··· Data for processing
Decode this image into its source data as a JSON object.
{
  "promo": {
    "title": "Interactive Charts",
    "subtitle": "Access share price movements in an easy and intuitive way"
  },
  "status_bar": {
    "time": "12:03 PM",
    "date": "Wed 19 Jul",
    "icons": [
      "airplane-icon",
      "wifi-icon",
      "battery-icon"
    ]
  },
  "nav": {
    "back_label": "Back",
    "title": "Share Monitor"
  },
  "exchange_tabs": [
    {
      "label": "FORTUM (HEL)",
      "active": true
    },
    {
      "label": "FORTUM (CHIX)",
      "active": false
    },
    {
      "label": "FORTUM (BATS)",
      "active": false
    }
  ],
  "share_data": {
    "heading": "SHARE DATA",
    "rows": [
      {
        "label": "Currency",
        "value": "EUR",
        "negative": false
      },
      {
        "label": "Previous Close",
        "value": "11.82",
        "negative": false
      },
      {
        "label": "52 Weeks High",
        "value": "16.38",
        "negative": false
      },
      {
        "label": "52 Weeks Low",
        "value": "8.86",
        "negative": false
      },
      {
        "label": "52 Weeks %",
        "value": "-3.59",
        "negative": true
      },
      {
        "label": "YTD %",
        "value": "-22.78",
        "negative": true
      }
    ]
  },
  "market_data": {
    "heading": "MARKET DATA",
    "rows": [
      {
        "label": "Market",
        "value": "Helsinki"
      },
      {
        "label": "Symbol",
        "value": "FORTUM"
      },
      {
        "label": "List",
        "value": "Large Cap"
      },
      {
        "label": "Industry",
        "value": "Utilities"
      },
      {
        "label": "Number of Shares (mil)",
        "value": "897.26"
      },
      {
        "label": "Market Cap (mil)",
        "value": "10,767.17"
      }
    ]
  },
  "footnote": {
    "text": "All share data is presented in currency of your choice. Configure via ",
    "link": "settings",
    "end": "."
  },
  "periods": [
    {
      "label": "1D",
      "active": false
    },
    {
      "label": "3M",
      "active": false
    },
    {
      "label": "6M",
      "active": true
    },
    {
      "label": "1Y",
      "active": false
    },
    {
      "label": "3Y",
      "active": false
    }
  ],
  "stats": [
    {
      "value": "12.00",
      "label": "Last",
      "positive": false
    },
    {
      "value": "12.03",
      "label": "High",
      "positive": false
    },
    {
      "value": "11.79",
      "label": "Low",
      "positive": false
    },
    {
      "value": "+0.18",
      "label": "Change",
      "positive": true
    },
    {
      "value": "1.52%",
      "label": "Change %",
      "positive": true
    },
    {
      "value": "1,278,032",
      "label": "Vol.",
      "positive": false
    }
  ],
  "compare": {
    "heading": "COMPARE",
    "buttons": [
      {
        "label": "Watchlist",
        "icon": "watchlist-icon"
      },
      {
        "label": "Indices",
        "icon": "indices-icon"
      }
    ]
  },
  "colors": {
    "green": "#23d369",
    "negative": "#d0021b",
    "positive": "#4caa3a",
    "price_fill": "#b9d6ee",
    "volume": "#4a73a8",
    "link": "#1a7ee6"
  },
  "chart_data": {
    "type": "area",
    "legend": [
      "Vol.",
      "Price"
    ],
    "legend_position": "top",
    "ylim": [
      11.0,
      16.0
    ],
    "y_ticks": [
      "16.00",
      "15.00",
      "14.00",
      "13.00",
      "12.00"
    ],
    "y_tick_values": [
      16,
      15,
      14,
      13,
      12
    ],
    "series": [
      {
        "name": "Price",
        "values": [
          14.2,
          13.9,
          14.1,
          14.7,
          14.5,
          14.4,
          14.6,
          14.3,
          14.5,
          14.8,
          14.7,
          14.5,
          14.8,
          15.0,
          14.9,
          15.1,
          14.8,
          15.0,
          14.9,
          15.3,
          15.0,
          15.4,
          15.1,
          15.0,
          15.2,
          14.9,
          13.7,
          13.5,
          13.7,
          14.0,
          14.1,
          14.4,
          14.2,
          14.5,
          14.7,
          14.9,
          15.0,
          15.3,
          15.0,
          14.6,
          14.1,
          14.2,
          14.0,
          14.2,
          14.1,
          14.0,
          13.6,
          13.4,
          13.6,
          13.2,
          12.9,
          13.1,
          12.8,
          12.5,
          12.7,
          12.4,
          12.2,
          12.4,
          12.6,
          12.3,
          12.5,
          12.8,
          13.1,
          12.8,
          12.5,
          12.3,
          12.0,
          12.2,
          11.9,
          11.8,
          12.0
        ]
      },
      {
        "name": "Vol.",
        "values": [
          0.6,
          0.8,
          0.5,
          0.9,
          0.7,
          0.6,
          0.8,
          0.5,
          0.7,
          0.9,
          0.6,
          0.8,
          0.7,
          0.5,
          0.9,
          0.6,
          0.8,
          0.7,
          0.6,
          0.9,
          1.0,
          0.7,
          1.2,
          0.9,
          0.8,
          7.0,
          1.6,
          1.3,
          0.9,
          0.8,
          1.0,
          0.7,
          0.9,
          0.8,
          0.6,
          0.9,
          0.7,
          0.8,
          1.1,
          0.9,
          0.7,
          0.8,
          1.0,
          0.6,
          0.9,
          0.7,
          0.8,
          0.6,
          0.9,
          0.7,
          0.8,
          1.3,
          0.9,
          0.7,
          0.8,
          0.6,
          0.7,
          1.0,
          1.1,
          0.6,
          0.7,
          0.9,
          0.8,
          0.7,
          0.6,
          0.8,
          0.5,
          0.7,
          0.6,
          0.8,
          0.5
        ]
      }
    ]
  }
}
······
• [Work to do]:
Pick out the lines containing the word "Weeks" and show them.

• [Exercise solution]:
        "label": "52 Weeks High",
        "label": "52 Weeks Low",
        "label": "52 Weeks %",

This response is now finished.